**Problem statement**
Aside from the pictures, copy the listing exactly.

**Raw data**
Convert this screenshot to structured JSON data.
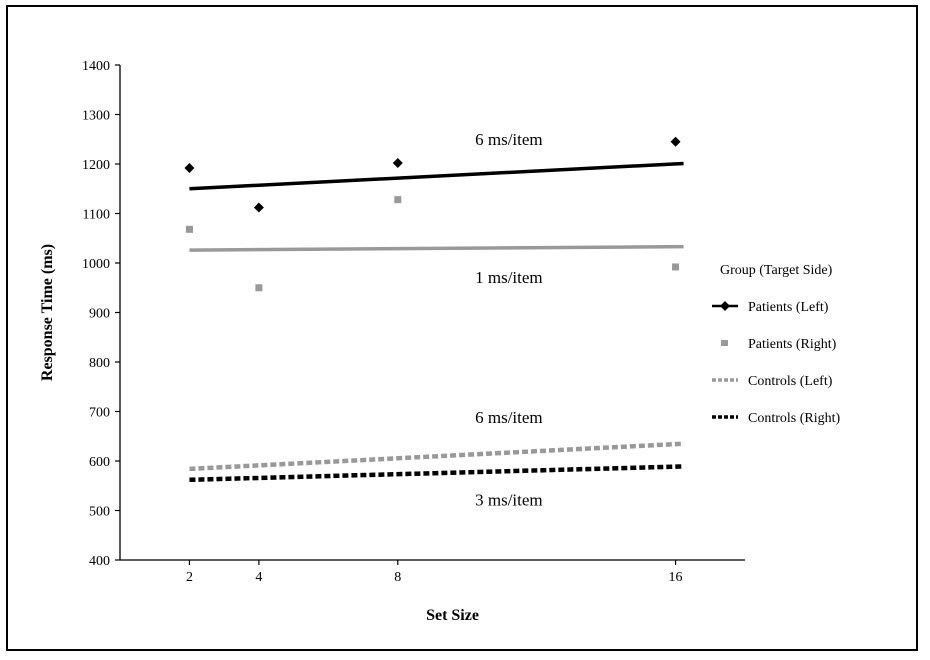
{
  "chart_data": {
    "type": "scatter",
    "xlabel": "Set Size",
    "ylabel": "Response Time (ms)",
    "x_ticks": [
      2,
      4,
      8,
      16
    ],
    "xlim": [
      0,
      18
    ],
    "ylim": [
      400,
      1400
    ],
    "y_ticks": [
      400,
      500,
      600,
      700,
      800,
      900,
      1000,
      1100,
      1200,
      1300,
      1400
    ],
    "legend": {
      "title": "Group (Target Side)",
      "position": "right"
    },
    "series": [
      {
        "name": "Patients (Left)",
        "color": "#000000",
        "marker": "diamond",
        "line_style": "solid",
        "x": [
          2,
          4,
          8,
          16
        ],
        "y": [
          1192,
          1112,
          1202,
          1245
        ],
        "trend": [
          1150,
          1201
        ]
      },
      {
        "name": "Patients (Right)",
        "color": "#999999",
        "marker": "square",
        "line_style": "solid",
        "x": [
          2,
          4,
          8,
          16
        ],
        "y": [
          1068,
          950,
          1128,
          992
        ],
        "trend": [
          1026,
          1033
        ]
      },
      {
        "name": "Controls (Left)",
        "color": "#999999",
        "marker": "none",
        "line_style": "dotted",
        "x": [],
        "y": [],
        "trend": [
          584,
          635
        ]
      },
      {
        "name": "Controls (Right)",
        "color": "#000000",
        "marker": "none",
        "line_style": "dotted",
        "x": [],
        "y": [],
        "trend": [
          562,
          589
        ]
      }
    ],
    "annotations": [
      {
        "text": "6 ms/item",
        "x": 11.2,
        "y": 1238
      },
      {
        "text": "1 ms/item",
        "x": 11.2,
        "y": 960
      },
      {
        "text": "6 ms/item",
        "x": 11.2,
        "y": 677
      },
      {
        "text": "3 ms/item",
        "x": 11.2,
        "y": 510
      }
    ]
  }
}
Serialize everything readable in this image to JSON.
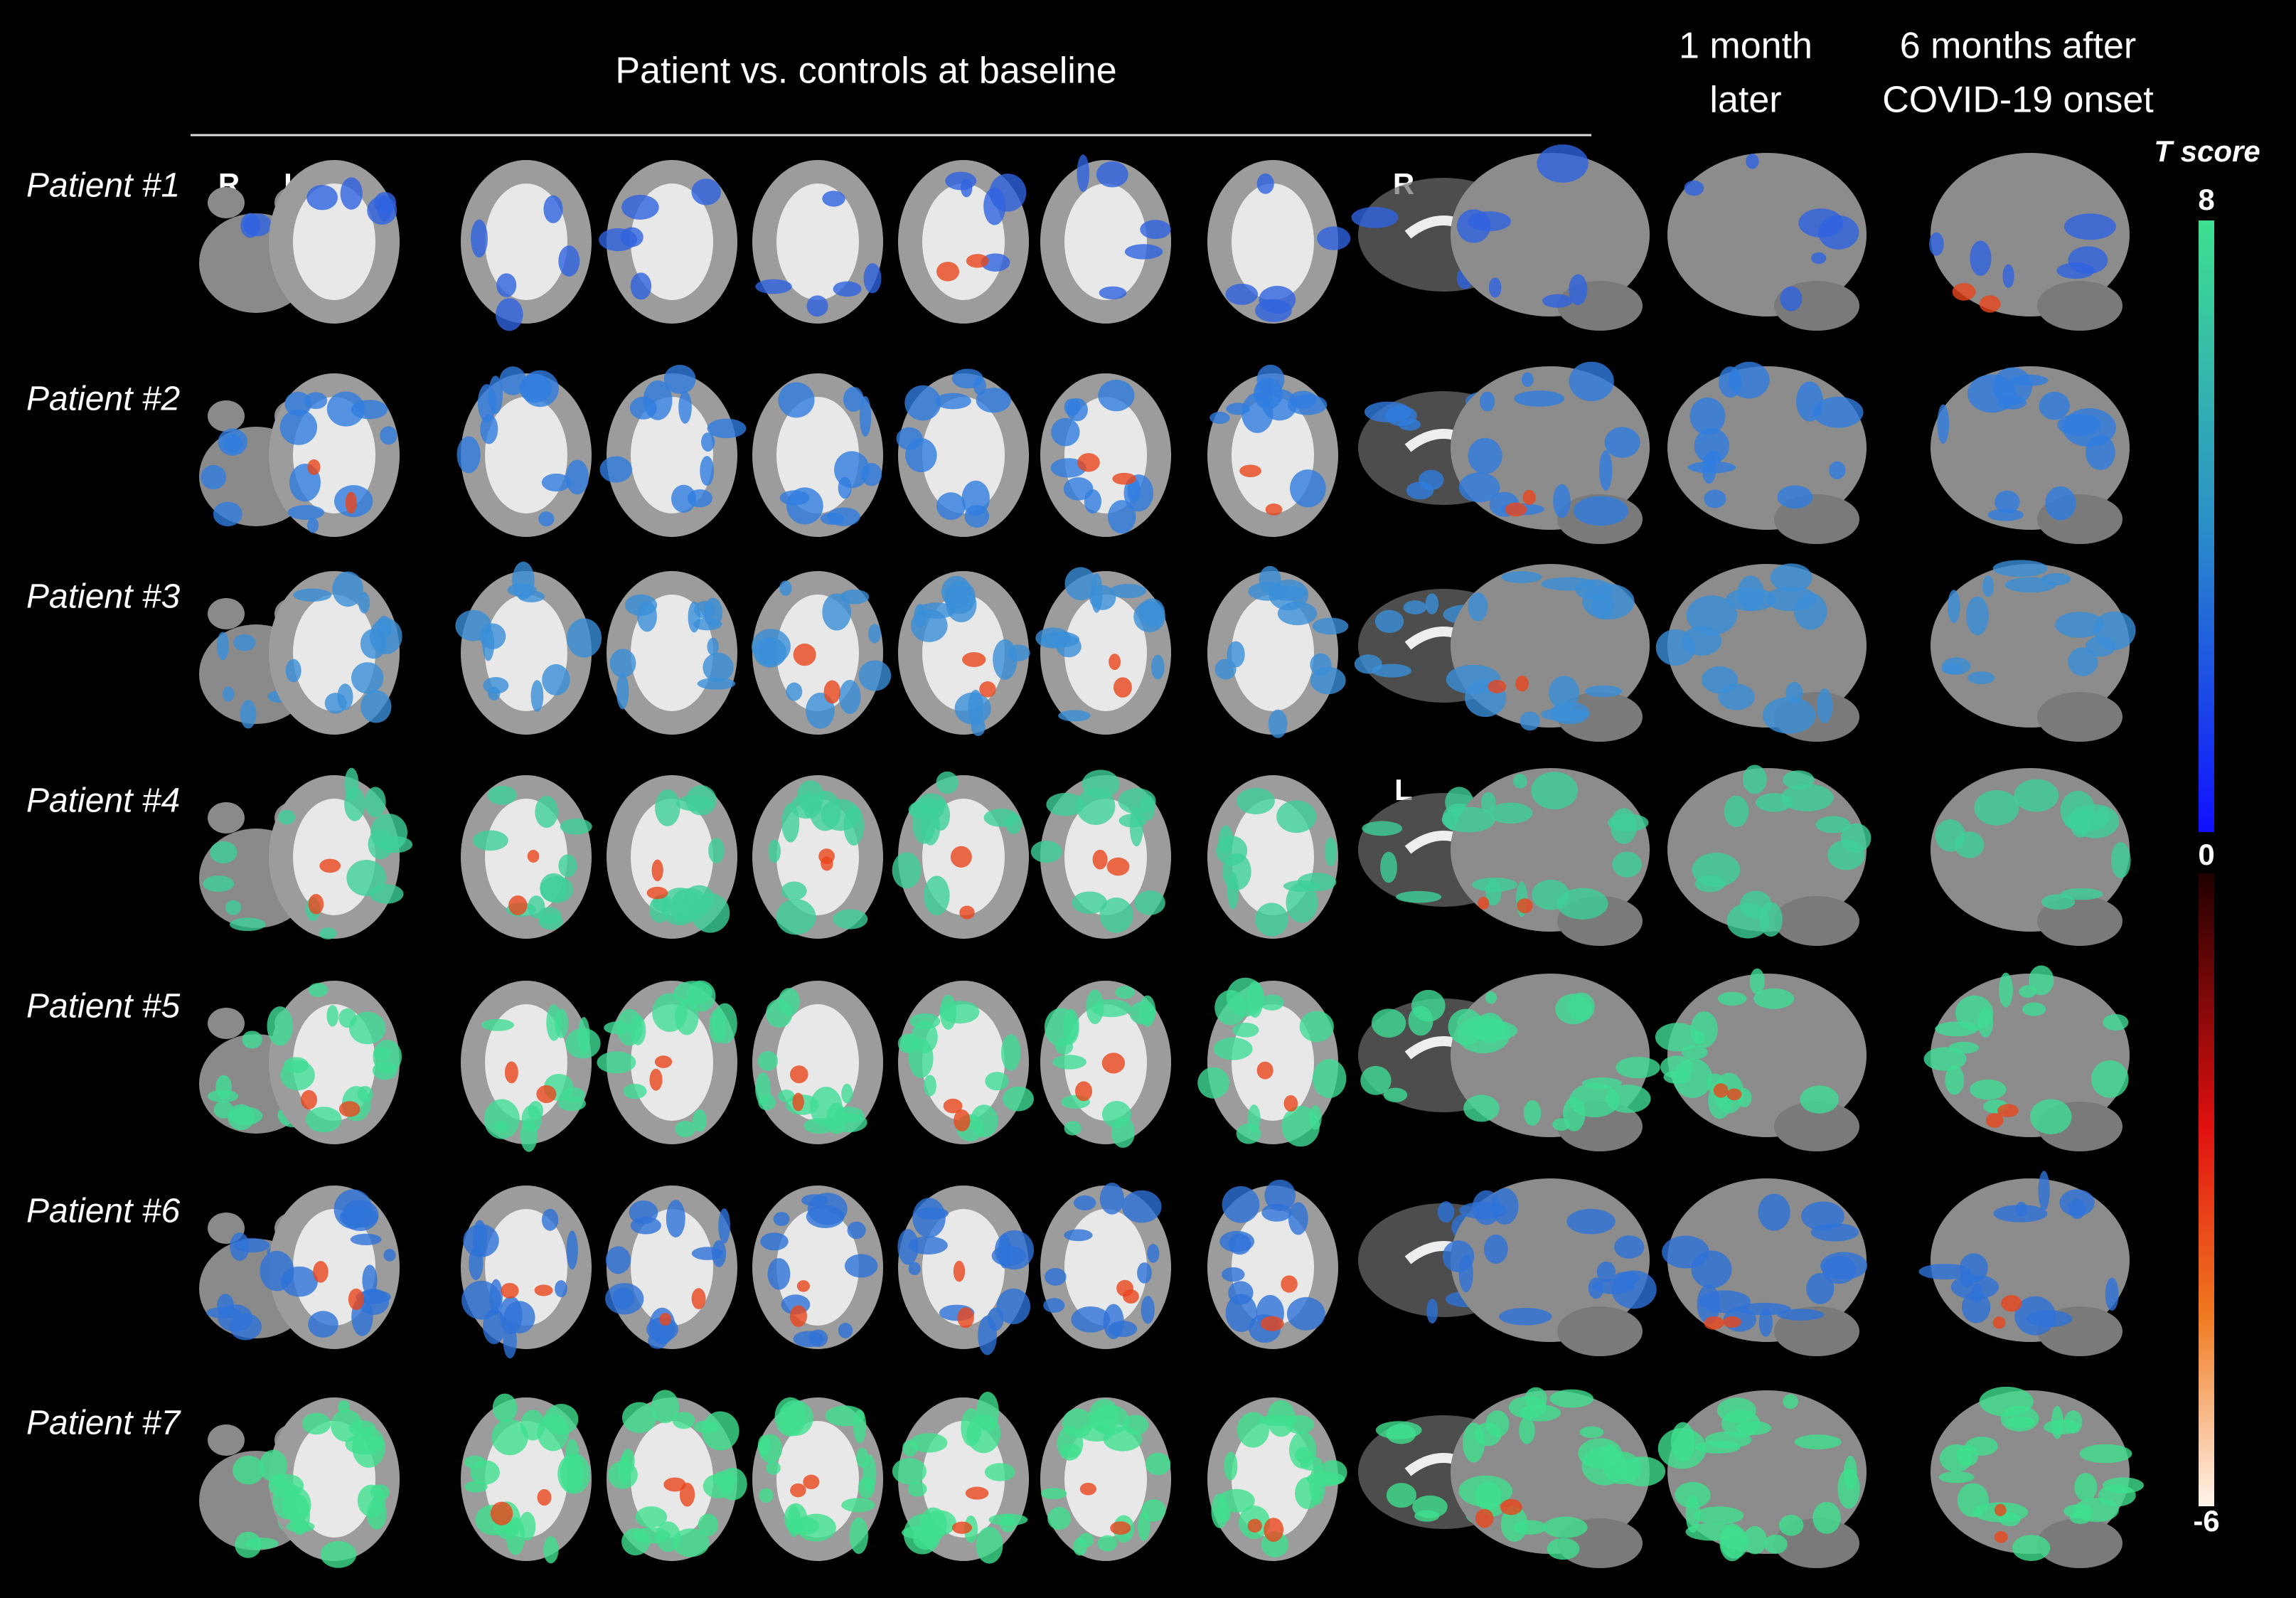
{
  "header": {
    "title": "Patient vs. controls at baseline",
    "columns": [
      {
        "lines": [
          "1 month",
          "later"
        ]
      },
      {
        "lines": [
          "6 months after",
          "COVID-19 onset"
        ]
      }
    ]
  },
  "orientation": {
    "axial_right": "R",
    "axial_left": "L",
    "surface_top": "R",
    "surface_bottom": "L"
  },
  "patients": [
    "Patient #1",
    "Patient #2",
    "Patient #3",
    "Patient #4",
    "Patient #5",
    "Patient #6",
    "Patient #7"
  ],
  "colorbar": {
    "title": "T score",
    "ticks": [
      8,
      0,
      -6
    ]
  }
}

**Response to this exercise**
Convert this screenshot to structured JSON data.
{
  "chart_data": {
    "type": "scatter",
    "xlabel": "Set Size",
    "ylabel": "Response Time (ms)",
    "x_ticks": [
      2,
      4,
      8,
      16
    ],
    "xlim": [
      0,
      18
    ],
    "ylim": [
      400,
      1400
    ],
    "y_ticks": [
      400,
      500,
      600,
      700,
      800,
      900,
      1000,
      1100,
      1200,
      1300,
      1400
    ],
    "legend": {
      "title": "Group (Target Side)",
      "position": "right"
    },
    "series": [
      {
        "name": "Patients (Left)",
        "color": "#000000",
        "marker": "diamond",
        "line_style": "solid",
        "x": [
          2,
          4,
          8,
          16
        ],
        "y": [
          1192,
          1112,
          1202,
          1245
        ],
        "trend": [
          1150,
          1201
        ]
      },
      {
        "name": "Patients (Right)",
        "color": "#999999",
        "marker": "square",
        "line_style": "solid",
        "x": [
          2,
          4,
          8,
          16
        ],
        "y": [
          1068,
          950,
          1128,
          992
        ],
        "trend": [
          1026,
          1033
        ]
      },
      {
        "name": "Controls (Left)",
        "color": "#999999",
        "marker": "none",
        "line_style": "dotted",
        "x": [],
        "y": [],
        "trend": [
          584,
          635
        ]
      },
      {
        "name": "Controls (Right)",
        "color": "#000000",
        "marker": "none",
        "line_style": "dotted",
        "x": [],
        "y": [],
        "trend": [
          562,
          589
        ]
      }
    ],
    "annotations": [
      {
        "text": "6 ms/item",
        "x": 11.2,
        "y": 1238
      },
      {
        "text": "1 ms/item",
        "x": 11.2,
        "y": 960
      },
      {
        "text": "6 ms/item",
        "x": 11.2,
        "y": 677
      },
      {
        "text": "3 ms/item",
        "x": 11.2,
        "y": 510
      }
    ]
  }
}
Serialize everything readable in this image to JSON.
{
  "header": {
    "title": "Patient vs. controls at baseline",
    "columns": [
      {
        "lines": [
          "1 month",
          "later"
        ]
      },
      {
        "lines": [
          "6 months after",
          "COVID-19 onset"
        ]
      }
    ]
  },
  "orientation": {
    "axial_right": "R",
    "axial_left": "L",
    "surface_top": "R",
    "surface_bottom": "L"
  },
  "patients": [
    "Patient #1",
    "Patient #2",
    "Patient #3",
    "Patient #4",
    "Patient #5",
    "Patient #6",
    "Patient #7"
  ],
  "colorbar": {
    "title": "T score",
    "ticks": [
      8,
      0,
      -6
    ]
  }
}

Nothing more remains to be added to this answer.